WORK TO BE COMPLETED
Set aside the pictures and output only the lines from the one containing "Parse this screenshot: output" up to and including the one containing "Output a JSON".

-- START THE DATA --

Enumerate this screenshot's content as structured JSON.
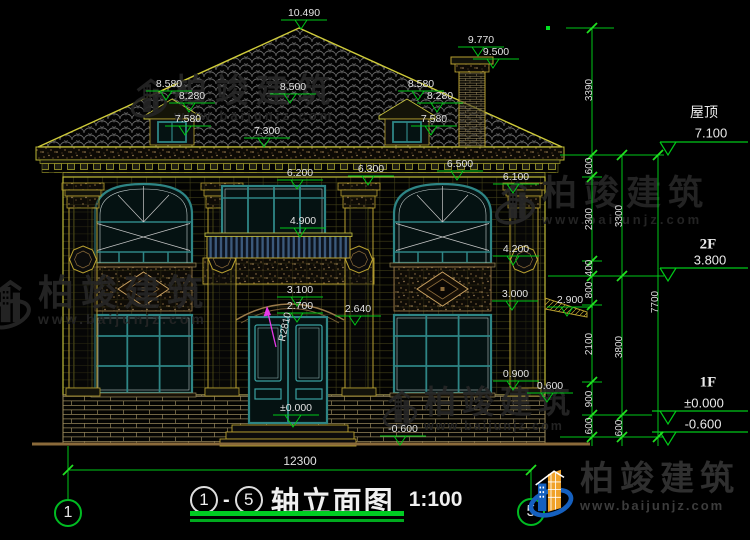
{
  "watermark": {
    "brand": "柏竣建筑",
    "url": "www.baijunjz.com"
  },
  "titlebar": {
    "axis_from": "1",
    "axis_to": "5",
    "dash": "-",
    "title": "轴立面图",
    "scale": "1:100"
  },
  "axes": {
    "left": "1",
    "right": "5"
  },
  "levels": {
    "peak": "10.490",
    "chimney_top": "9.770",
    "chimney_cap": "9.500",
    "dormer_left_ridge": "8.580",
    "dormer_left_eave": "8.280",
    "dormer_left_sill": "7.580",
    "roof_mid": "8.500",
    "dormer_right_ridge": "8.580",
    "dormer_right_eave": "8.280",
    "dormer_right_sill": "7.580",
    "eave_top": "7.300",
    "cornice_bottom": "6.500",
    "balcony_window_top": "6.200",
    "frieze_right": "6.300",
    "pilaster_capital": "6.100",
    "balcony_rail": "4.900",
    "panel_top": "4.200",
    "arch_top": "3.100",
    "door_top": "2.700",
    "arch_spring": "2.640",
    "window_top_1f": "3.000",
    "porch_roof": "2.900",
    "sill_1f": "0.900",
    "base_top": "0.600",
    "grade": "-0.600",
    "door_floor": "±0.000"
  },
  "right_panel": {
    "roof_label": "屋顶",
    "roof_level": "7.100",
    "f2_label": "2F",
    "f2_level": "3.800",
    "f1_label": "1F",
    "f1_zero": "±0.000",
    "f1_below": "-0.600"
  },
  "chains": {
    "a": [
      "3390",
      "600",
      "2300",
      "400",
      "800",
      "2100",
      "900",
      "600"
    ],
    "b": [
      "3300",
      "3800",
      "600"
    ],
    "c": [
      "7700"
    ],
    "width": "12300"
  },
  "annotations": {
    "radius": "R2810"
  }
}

-- END THE DATA --
-- START THE DATA --

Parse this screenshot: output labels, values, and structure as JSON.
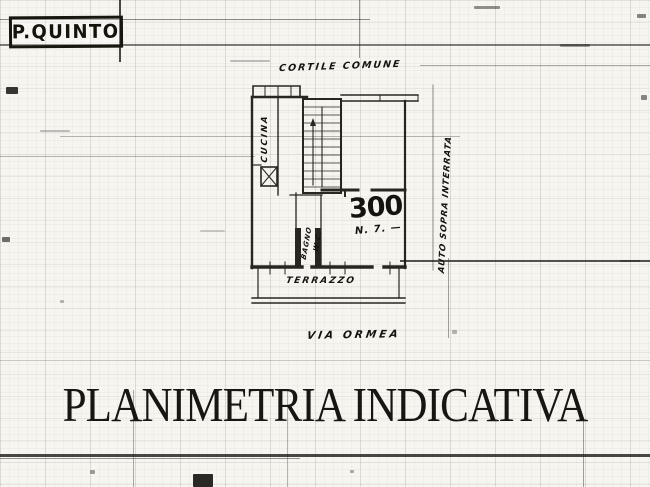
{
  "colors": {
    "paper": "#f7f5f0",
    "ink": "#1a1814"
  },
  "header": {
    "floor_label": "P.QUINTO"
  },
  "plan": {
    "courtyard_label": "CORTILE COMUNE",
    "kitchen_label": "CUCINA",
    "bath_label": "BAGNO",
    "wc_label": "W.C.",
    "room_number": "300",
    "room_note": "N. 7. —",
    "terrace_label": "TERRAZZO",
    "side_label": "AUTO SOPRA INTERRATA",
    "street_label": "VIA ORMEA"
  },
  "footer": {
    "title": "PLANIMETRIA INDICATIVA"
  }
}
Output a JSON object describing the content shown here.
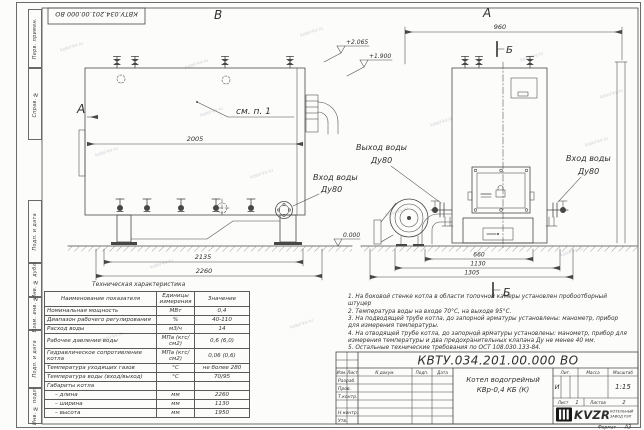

-- END THE DATA --

WRITTEN RESPONSE
Parse this screenshot: output labels, values, and structure as JSON.
{
  "colors": {
    "paper": "#f7f5f0",
    "ink": "#1a1814"
  },
  "header": {
    "floor_label": "P.QUINTO"
  },
  "plan": {
    "courtyard_label": "CORTILE COMUNE",
    "kitchen_label": "CUCINA",
    "bath_label": "BAGNO",
    "wc_label": "W.C.",
    "room_number": "300",
    "room_note": "N. 7. —",
    "terrace_label": "TERRAZZO",
    "side_label": "AUTO SOPRA INTERRATA",
    "street_label": "VIA ORMEA"
  },
  "footer": {
    "title": "PLANIMETRIA INDICATIVA"
  }
}
Output a JSON object describing the content shown here.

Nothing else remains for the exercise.